- **What you have to do**:
Determine which lines contain the word "screenshot", then copy those lines.

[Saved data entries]
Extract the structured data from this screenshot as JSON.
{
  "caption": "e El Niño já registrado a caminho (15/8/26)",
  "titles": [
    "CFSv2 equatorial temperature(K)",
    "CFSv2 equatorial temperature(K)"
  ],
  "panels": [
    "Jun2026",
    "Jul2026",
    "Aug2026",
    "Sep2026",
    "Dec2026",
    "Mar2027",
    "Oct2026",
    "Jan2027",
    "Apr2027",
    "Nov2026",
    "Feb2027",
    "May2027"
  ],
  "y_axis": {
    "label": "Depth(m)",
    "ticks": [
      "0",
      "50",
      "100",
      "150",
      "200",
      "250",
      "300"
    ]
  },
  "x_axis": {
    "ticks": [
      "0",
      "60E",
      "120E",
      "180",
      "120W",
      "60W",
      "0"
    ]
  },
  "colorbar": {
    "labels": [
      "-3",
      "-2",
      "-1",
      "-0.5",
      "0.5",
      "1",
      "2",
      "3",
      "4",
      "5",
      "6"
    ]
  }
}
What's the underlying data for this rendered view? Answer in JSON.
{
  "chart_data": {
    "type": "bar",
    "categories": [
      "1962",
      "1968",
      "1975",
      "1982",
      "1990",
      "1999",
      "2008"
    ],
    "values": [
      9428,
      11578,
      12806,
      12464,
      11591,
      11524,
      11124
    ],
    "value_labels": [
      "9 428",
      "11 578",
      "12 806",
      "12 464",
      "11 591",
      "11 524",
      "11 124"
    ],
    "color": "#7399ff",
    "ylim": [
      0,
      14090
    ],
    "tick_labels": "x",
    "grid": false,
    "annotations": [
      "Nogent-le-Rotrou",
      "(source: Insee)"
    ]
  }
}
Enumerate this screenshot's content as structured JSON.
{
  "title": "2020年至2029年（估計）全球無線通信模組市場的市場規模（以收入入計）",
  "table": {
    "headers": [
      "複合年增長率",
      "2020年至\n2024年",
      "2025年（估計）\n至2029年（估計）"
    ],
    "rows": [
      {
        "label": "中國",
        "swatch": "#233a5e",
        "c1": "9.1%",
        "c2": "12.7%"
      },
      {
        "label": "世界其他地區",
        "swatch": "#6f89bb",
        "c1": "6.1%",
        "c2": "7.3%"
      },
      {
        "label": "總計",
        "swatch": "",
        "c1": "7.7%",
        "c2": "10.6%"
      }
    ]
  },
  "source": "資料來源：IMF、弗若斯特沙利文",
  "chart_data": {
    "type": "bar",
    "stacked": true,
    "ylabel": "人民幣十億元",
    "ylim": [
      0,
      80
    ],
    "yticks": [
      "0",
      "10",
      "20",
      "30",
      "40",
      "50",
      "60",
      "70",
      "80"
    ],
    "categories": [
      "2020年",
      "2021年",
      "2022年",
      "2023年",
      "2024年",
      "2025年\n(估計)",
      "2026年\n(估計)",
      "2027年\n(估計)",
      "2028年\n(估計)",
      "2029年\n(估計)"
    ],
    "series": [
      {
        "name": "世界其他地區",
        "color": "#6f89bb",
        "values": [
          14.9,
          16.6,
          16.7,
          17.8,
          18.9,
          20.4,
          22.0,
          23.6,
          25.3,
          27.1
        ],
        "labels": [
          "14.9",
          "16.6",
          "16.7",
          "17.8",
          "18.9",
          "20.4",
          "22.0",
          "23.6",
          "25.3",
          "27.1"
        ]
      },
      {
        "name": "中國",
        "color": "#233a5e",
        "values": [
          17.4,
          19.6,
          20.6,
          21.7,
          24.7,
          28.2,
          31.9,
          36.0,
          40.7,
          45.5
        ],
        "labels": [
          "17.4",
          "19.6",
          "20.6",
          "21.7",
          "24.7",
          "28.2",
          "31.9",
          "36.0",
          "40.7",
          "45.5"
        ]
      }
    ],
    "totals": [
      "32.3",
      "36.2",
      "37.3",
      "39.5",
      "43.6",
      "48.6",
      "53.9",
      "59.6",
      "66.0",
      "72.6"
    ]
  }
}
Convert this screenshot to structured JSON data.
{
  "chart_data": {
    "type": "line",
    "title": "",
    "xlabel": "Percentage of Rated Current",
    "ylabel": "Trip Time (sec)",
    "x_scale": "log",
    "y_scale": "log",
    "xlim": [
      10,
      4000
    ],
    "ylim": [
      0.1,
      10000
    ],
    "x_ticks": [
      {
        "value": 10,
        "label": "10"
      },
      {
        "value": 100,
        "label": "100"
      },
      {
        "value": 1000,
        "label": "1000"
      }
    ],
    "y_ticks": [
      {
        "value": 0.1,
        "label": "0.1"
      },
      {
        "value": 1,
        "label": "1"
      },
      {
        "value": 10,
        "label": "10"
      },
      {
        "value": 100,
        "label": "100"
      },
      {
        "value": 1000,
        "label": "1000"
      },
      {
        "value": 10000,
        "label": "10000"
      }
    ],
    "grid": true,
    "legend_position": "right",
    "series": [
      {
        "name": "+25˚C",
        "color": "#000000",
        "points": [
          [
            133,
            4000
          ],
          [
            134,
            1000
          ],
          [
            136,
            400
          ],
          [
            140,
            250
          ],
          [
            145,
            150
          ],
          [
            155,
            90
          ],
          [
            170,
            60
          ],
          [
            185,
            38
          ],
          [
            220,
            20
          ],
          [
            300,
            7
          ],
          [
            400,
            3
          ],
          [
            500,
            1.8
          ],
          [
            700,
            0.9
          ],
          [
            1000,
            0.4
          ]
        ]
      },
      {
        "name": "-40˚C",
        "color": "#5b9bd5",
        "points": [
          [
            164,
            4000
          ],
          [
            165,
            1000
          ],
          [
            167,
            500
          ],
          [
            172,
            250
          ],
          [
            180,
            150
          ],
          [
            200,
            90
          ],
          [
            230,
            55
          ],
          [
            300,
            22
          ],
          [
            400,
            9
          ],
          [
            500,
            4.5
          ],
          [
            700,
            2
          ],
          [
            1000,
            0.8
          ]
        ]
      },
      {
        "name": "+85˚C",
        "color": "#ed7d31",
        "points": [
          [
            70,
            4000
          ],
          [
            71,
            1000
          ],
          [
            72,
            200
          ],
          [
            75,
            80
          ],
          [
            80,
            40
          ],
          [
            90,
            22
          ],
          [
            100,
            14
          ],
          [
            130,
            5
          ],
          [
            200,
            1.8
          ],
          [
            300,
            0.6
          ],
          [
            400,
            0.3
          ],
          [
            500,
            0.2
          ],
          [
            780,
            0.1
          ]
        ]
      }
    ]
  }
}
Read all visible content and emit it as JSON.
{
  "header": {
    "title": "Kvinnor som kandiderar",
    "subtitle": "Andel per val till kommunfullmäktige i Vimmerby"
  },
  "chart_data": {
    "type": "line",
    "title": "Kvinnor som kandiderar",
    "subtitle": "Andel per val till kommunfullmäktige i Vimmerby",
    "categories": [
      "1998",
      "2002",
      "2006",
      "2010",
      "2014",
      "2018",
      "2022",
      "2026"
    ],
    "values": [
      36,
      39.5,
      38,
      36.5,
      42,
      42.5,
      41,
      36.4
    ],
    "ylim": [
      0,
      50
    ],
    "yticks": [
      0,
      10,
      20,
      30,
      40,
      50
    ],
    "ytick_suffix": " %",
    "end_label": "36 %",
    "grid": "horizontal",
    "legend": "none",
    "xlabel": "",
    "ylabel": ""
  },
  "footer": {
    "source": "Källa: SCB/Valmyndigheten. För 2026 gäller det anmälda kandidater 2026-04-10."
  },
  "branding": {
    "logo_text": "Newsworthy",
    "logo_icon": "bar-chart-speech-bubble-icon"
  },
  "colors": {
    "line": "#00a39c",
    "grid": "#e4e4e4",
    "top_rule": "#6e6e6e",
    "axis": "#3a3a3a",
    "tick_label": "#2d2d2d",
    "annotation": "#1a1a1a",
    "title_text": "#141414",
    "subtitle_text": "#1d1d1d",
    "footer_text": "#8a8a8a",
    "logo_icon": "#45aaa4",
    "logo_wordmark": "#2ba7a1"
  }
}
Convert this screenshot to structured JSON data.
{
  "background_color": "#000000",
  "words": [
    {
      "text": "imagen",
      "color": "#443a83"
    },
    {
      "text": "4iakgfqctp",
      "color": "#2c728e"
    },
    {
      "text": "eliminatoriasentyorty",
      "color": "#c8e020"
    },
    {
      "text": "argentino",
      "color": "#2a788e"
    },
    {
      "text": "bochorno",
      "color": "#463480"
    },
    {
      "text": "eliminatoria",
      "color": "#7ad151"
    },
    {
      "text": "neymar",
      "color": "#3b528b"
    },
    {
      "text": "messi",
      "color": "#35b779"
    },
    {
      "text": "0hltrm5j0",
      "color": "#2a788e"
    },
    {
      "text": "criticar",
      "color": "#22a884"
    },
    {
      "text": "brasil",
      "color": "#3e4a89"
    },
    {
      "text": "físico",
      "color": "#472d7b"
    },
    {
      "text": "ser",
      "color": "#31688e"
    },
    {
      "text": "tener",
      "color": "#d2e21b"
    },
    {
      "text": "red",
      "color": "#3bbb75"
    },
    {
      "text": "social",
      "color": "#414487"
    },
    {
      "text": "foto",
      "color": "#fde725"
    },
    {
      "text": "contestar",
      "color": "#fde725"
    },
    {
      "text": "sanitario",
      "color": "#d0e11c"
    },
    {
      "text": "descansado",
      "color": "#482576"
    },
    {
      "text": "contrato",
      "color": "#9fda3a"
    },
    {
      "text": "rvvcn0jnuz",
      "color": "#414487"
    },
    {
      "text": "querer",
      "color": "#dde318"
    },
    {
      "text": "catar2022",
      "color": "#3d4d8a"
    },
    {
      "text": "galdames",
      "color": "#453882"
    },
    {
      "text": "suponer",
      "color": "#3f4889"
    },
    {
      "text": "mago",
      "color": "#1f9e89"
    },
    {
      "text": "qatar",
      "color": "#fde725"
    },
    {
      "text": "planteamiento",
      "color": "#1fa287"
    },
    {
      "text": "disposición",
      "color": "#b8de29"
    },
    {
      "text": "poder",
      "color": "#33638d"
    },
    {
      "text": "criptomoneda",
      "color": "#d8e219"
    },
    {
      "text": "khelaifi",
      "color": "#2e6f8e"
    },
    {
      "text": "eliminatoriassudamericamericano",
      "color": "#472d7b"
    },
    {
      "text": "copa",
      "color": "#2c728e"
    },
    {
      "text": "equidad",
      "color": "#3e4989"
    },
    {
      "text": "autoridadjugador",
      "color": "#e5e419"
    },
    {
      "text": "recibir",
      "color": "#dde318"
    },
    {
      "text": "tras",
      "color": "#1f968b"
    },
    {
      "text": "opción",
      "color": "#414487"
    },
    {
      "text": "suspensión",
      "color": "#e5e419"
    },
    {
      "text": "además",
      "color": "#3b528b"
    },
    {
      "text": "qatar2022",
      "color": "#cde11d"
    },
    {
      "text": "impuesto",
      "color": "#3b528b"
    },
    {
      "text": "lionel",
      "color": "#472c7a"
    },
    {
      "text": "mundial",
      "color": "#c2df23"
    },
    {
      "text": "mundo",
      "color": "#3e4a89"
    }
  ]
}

- **Exercise response**:
Extract the structured data from this screenshot as JSON.
Enumerate this screenshot's content as structured JSON.
Convert this screenshot to structured JSON data.
Convert this screenshot to structured JSON data.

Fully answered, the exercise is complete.